▶ [What you have to do] Your task is to restate the data word for word.
• • • • • • •
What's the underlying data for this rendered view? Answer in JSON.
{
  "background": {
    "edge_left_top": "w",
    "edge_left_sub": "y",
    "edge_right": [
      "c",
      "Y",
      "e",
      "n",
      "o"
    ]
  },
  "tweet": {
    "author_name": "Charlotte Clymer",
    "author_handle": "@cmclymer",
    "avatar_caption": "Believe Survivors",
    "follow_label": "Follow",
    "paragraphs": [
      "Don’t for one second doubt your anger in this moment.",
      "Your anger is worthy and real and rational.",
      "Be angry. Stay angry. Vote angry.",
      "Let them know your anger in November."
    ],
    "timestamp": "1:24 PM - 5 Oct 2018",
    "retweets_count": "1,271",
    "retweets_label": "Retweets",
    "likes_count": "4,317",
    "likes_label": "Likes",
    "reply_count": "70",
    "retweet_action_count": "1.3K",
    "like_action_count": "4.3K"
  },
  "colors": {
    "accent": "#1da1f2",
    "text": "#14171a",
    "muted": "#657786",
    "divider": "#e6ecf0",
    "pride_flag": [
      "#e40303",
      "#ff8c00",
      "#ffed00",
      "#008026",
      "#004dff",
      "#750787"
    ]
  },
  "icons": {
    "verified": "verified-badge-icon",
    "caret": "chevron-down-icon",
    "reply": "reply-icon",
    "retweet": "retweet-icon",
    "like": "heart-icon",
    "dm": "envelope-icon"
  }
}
• • • • • • •
▶ [The completed task]
What's the underlying data for this rendered view? Answer in JSON.
{
  "background": {
    "edge_left_top": "w",
    "edge_left_sub": "y",
    "edge_right": [
      "c",
      "Y",
      "e",
      "n",
      "o"
    ]
  },
  "tweet": {
    "author_name": "Charlotte Clymer",
    "author_handle": "@cmclymer",
    "avatar_caption": "Believe Survivors",
    "follow_label": "Follow",
    "paragraphs": [
      "Don’t for one second doubt your anger in this moment.",
      "Your anger is worthy and real and rational.",
      "Be angry. Stay angry. Vote angry.",
      "Let them know your anger in November."
    ],
    "timestamp": "1:24 PM - 5 Oct 2018",
    "retweets_count": "1,271",
    "retweets_label": "Retweets",
    "likes_count": "4,317",
    "likes_label": "Likes",
    "reply_count": "70",
    "retweet_action_count": "1.3K",
    "like_action_count": "4.3K"
  },
  "colors": {
    "accent": "#1da1f2",
    "text": "#14171a",
    "muted": "#657786",
    "divider": "#e6ecf0",
    "pride_flag": [
      "#e40303",
      "#ff8c00",
      "#ffed00",
      "#008026",
      "#004dff",
      "#750787"
    ]
  },
  "icons": {
    "verified": "verified-badge-icon",
    "caret": "chevron-down-icon",
    "reply": "reply-icon",
    "retweet": "retweet-icon",
    "like": "heart-icon",
    "dm": "envelope-icon"
  }
}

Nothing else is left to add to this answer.